### [Passage provided]
__________________________________________________
OK, all you skeptics who say solar power sucks because all kinds of toxic materials go into the panels. Try this on for size: biophotovoltaics. Specifically, we’re talking about a new technique from a team led by MIT’s Andreas Mershin that could point the way toward using plant materials—even stuff like grass clippings—to make an inexpensive alternative to traditional solar panels.
And not only would this plant-based solar be cheap, but it would be easy to manufacturer. As in, DIY easy.
The researchers’ work here revolves around a complex of molecules known as photosystem-I (PS-I)—the tiny structures within plant cells that carry out photosynthesis. Makes sense, since photosynthesis is all about turning sunlight into energy.
Several years ago, an MIT researcher named Shuguang Zhang had derived PS-I from plants, noodled with it, slapped it on a glass substrate, exposed it to light and produced an electric current. This was a great breakthrough, but it didn’t really go anywhere because the assembly and stabilization process—from the chemicals used to the lab equipment needed—was super-expensive and, anyway, it took a tremendous amount of light to get a minuscule bit of electric current.
__________________________________________________
### [Dataset entries]
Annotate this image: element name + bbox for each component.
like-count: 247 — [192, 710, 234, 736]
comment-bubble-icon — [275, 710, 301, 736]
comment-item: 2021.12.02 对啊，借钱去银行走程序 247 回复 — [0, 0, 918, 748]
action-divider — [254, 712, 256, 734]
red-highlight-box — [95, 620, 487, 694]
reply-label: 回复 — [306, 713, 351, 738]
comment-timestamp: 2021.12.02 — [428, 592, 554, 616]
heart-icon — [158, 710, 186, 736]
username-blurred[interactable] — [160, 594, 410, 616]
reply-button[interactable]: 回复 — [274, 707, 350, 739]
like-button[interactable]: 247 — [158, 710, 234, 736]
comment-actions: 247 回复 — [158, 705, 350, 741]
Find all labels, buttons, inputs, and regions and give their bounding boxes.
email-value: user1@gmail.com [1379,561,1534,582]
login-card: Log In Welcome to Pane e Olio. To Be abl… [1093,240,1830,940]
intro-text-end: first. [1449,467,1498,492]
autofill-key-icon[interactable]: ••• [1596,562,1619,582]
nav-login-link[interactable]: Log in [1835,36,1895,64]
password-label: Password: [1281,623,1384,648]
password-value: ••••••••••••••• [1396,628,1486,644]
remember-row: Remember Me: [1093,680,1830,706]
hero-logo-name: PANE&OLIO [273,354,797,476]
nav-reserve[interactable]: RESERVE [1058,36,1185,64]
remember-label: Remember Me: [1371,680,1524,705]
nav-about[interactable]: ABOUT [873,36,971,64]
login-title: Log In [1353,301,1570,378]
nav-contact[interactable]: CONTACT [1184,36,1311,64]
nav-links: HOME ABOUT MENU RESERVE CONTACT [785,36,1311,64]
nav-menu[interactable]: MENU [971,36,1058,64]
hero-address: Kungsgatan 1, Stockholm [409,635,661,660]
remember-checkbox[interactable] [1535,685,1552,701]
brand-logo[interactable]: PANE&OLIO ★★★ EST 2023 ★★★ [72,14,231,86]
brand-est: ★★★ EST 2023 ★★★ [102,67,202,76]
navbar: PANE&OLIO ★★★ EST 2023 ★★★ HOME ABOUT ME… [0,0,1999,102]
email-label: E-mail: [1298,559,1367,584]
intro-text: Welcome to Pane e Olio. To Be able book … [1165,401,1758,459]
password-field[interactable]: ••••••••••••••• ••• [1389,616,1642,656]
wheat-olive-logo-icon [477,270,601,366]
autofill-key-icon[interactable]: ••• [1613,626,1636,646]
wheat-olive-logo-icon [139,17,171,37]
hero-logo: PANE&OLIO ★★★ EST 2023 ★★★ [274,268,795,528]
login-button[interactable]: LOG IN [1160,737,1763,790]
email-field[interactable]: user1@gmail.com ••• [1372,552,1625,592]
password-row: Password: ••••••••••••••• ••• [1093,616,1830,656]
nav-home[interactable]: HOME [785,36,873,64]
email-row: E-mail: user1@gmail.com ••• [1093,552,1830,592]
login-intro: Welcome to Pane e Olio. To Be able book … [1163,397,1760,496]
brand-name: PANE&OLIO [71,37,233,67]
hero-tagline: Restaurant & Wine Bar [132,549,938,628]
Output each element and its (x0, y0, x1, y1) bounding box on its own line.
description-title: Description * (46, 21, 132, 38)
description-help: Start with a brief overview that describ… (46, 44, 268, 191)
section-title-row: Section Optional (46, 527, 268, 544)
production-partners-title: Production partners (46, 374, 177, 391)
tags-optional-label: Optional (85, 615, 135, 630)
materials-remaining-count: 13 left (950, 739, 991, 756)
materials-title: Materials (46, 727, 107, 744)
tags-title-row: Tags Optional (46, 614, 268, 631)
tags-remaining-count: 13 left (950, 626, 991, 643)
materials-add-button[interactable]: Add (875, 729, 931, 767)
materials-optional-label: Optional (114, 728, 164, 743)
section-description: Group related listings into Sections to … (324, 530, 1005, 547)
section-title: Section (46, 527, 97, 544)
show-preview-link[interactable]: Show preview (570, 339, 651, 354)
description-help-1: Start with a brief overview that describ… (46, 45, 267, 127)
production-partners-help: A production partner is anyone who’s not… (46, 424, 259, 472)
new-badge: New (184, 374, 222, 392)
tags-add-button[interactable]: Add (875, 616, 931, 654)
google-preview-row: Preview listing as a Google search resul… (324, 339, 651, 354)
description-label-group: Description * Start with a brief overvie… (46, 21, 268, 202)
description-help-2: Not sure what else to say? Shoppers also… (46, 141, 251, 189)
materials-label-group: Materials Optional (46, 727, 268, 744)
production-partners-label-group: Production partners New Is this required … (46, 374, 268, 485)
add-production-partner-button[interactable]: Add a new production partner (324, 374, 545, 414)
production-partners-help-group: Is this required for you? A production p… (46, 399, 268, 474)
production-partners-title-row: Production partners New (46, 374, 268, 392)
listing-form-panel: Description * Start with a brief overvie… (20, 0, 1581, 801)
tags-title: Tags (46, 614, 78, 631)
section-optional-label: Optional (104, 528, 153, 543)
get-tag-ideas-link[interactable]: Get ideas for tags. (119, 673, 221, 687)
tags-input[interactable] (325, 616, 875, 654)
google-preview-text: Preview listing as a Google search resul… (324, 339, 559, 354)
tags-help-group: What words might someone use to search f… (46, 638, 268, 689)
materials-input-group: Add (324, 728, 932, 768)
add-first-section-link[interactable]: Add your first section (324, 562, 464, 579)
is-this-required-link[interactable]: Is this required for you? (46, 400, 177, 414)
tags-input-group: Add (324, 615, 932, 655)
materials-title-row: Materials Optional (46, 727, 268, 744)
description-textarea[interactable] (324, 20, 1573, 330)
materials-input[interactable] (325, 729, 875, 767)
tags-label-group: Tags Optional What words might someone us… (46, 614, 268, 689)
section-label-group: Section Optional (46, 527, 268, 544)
__________________________________________________
Pick up the passage on plant-based solar panels after its final sentence and continue it in the same voice.

In the new research, MIT’s Mershin (pictured above) was guided to overcoming these problems by an insight from nature (not the first time we’ve seen that). Thinking about a pine forest, he “noticed that while most of the pines had bare trunks and a canopy of branches only at the very top, a few had small branches all the way down the length of the trunk, capturing any sunlight that trickled down from above,” MIT says in a report on the research. So Mershin “decided to create a microscopic forest on a chip, with PS-I coating his ‘trees’ from top to bottom.”